### What is expected
Take the records underneath and set them down exactly.

### Dataset records
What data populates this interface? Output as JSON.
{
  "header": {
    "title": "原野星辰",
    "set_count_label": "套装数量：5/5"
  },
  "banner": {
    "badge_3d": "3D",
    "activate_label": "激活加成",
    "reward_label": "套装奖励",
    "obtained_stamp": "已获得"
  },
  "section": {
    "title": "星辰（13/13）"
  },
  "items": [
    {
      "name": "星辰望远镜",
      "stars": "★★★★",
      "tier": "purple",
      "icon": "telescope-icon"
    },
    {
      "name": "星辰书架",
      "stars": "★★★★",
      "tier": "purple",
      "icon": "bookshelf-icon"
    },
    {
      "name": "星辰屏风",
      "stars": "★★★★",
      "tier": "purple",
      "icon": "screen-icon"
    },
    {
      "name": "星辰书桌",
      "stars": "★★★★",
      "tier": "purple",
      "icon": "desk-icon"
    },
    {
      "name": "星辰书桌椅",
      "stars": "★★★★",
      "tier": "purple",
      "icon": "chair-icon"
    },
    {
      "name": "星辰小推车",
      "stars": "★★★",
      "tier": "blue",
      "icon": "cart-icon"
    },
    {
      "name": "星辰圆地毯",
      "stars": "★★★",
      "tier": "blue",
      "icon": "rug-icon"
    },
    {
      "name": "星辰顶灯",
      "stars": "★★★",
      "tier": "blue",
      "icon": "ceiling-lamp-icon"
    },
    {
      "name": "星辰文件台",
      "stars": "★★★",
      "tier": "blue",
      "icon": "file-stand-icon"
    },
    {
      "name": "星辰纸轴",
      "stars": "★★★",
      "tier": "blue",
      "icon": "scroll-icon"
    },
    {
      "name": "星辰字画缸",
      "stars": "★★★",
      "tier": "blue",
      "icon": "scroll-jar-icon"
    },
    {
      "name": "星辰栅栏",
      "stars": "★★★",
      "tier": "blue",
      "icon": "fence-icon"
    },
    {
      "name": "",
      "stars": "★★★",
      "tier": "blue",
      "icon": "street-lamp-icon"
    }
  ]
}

### Finished exercise
What data populates this interface? Output as JSON.
{
  "header": {
    "title": "原野星辰",
    "set_count_label": "套装数量：5/5"
  },
  "banner": {
    "badge_3d": "3D",
    "activate_label": "激活加成",
    "reward_label": "套装奖励",
    "obtained_stamp": "已获得"
  },
  "section": {
    "title": "星辰（13/13）"
  },
  "items": [
    {
      "name": "星辰望远镜",
      "stars": "★★★★",
      "tier": "purple",
      "icon": "telescope-icon"
    },
    {
      "name": "星辰书架",
      "stars": "★★★★",
      "tier": "purple",
      "icon": "bookshelf-icon"
    },
    {
      "name": "星辰屏风",
      "stars": "★★★★",
      "tier": "purple",
      "icon": "screen-icon"
    },
    {
      "name": "星辰书桌",
      "stars": "★★★★",
      "tier": "purple",
      "icon": "desk-icon"
    },
    {
      "name": "星辰书桌椅",
      "stars": "★★★★",
      "tier": "purple",
      "icon": "chair-icon"
    },
    {
      "name": "星辰小推车",
      "stars": "★★★",
      "tier": "blue",
      "icon": "cart-icon"
    },
    {
      "name": "星辰圆地毯",
      "stars": "★★★",
      "tier": "blue",
      "icon": "rug-icon"
    },
    {
      "name": "星辰顶灯",
      "stars": "★★★",
      "tier": "blue",
      "icon": "ceiling-lamp-icon"
    },
    {
      "name": "星辰文件台",
      "stars": "★★★",
      "tier": "blue",
      "icon": "file-stand-icon"
    },
    {
      "name": "星辰纸轴",
      "stars": "★★★",
      "tier": "blue",
      "icon": "scroll-icon"
    },
    {
      "name": "星辰字画缸",
      "stars": "★★★",
      "tier": "blue",
      "icon": "scroll-jar-icon"
    },
    {
      "name": "星辰栅栏",
      "stars": "★★★",
      "tier": "blue",
      "icon": "fence-icon"
    },
    {
      "name": "",
      "stars": "★★★",
      "tier": "blue",
      "icon": "street-lamp-icon"
    }
  ]
}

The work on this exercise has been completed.